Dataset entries

________________________

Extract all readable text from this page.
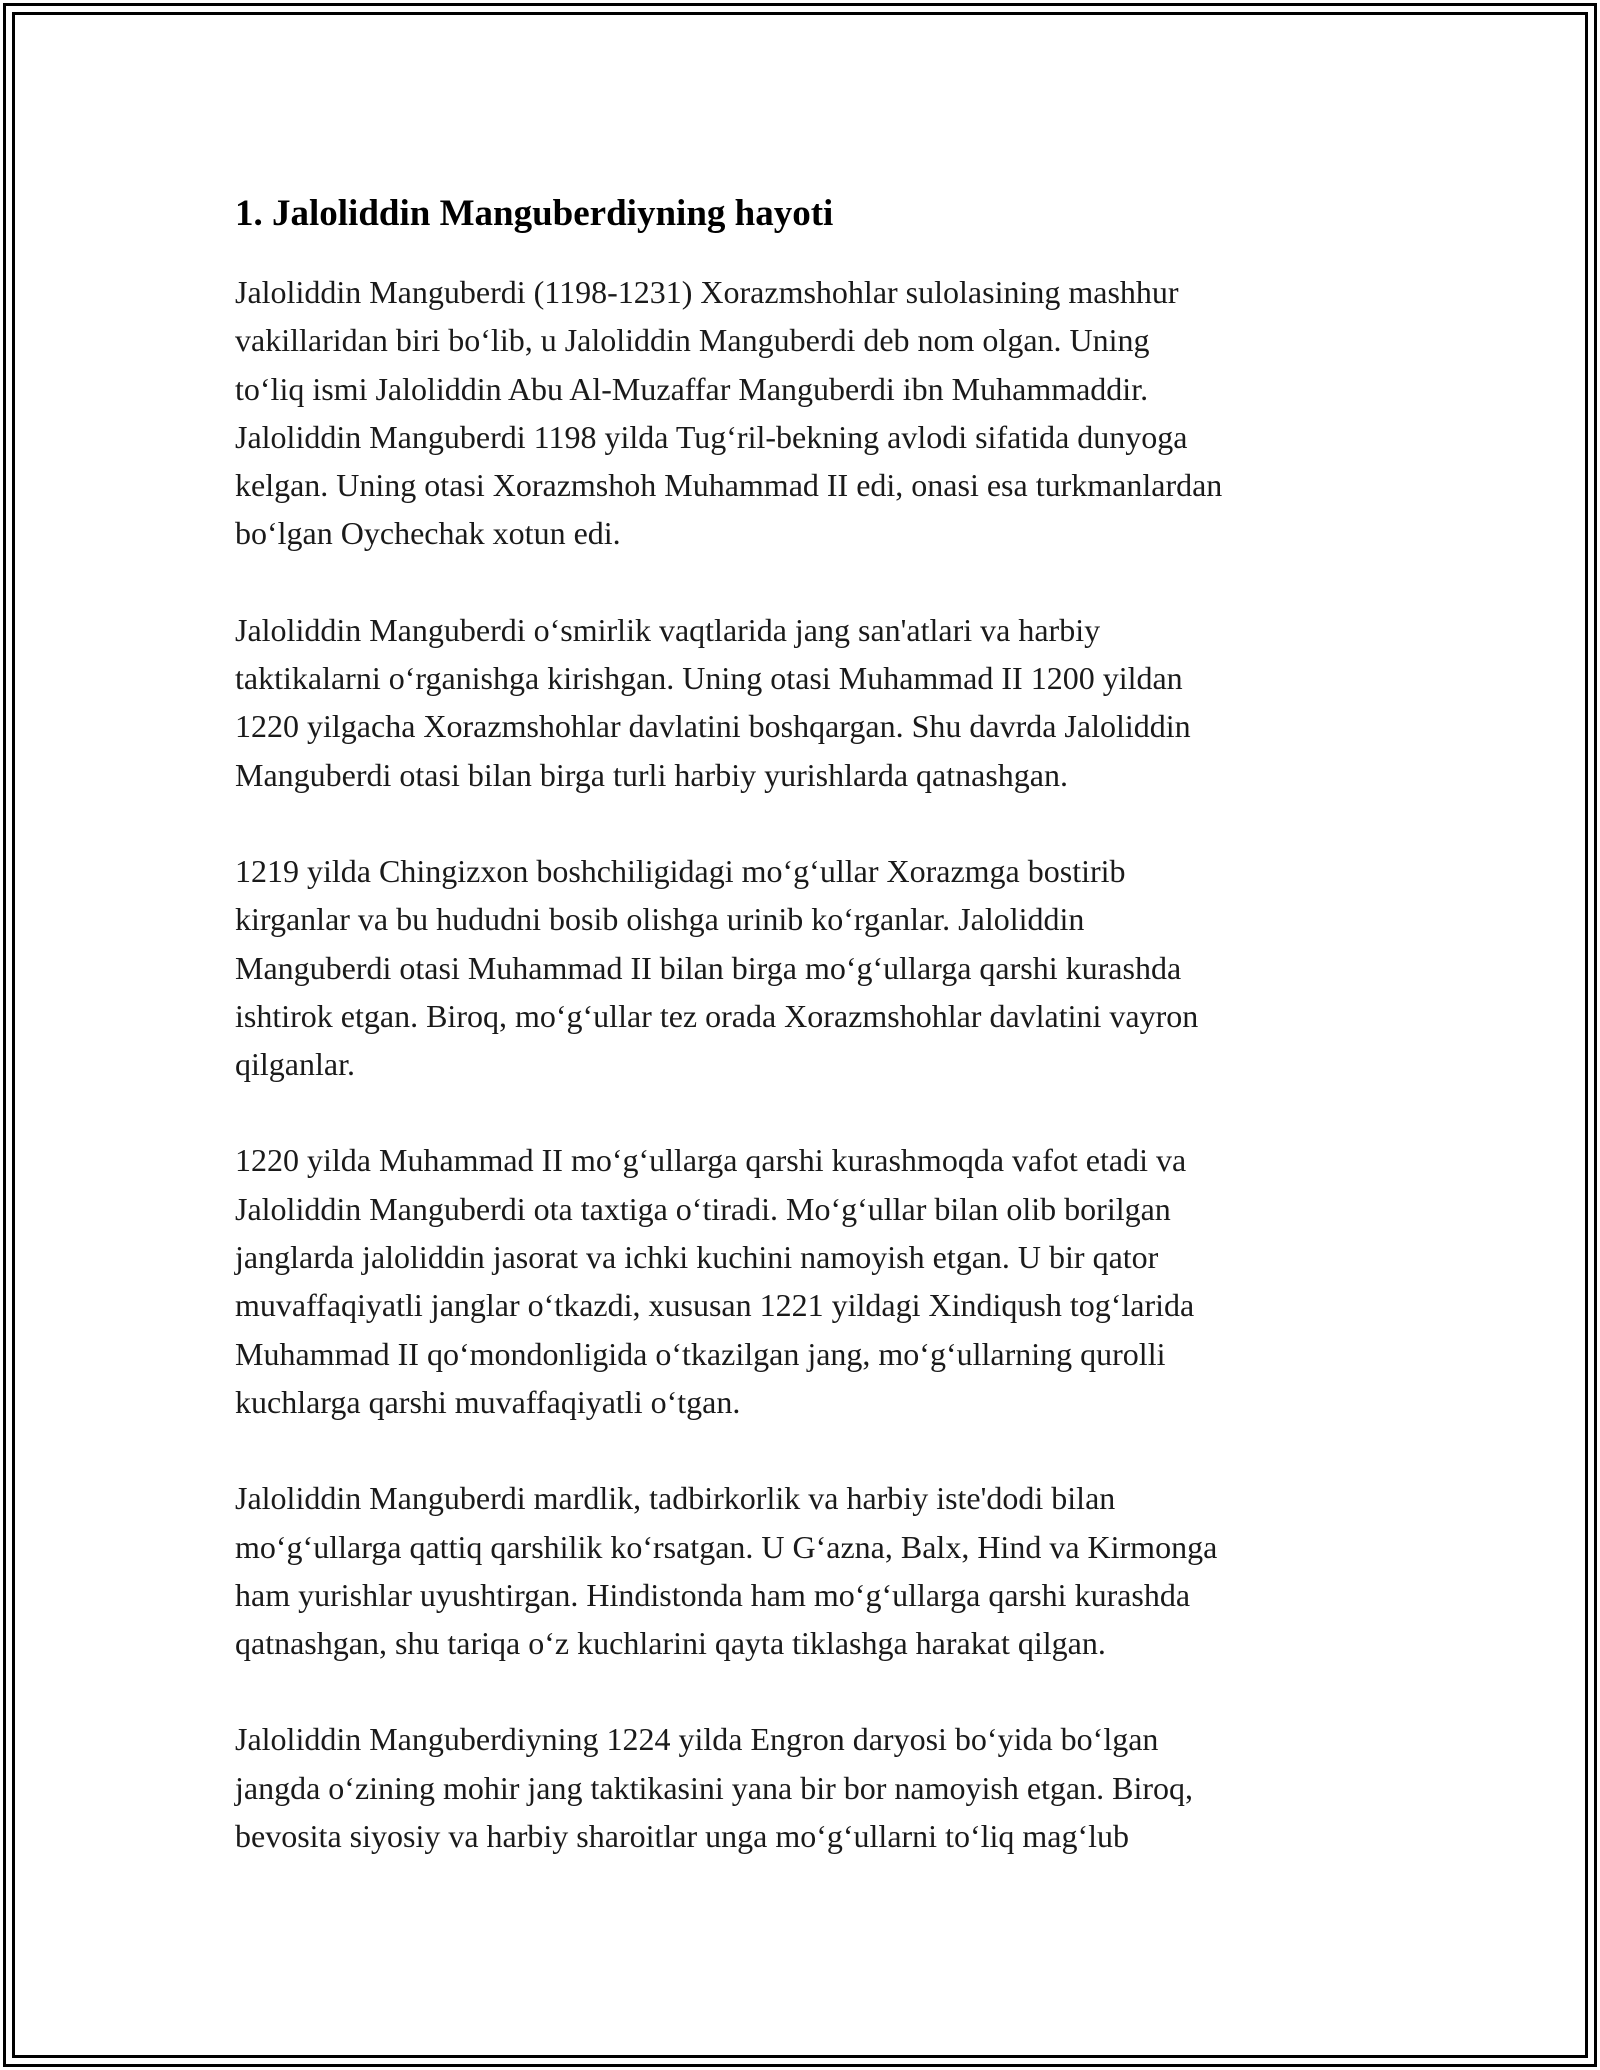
1. Jaloliddin Manguberdiyning hayoti
Jaloliddin Manguberdi (1198-1231) Xorazmshohlar sulolasining mashhur
vakillaridan biri bo‘lib, u Jaloliddin Manguberdi deb nom olgan. Uning
to‘liq ismi Jaloliddin Abu Al-Muzaffar Manguberdi ibn Muhammaddir.
Jaloliddin Manguberdi 1198 yilda Tug‘ril-bekning avlodi sifatida dunyoga
kelgan. Uning otasi Xorazmshoh Muhammad II edi, onasi esa turkmanlardan
bo‘lgan Oychechak xotun edi.
Jaloliddin Manguberdi o‘smirlik vaqtlarida jang san'atlari va harbiy
taktikalarni o‘rganishga kirishgan. Uning otasi Muhammad II 1200 yildan
1220 yilgacha Xorazmshohlar davlatini boshqargan. Shu davrda Jaloliddin
Manguberdi otasi bilan birga turli harbiy yurishlarda qatnashgan.
1219 yilda Chingizxon boshchiligidagi mo‘g‘ullar Xorazmga bostirib
kirganlar va bu hududni bosib olishga urinib ko‘rganlar. Jaloliddin
Manguberdi otasi Muhammad II bilan birga mo‘g‘ullarga qarshi kurashda
ishtirok etgan. Biroq, mo‘g‘ullar tez orada Xorazmshohlar davlatini vayron
qilganlar.
1220 yilda Muhammad II mo‘g‘ullarga qarshi kurashmoqda vafot etadi va
Jaloliddin Manguberdi ota taxtiga o‘tiradi. Mo‘g‘ullar bilan olib borilgan
janglarda jaloliddin jasorat va ichki kuchini namoyish etgan. U bir qator
muvaffaqiyatli janglar o‘tkazdi, xususan 1221 yildagi Xindiqush tog‘larida
Muhammad II qo‘mondonligida o‘tkazilgan jang, mo‘g‘ullarning qurolli
kuchlarga qarshi muvaffaqiyatli o‘tgan.
Jaloliddin Manguberdi mardlik, tadbirkorlik va harbiy iste'dodi bilan
mo‘g‘ullarga qattiq qarshilik ko‘rsatgan. U G‘azna, Balx, Hind va Kirmonga
ham yurishlar uyushtirgan. Hindistonda ham mo‘g‘ullarga qarshi kurashda
qatnashgan, shu tariqa o‘z kuchlarini qayta tiklashga harakat qilgan.
Jaloliddin Manguberdiyning 1224 yilda Engron daryosi bo‘yida bo‘lgan
jangda o‘zining mohir jang taktikasini yana bir bor namoyish etgan. Biroq,
bevosita siyosiy va harbiy sharoitlar unga mo‘g‘ullarni to‘liq mag‘lub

________________________

_Exercise task_
Collect the lines of the data that carry the word "kurashda".

_Output_
Manguberdi otasi Muhammad II bilan birga mo‘g‘ullarga qarshi kurashda
ham yurishlar uyushtirgan. Hindistonda ham mo‘g‘ullarga qarshi kurashda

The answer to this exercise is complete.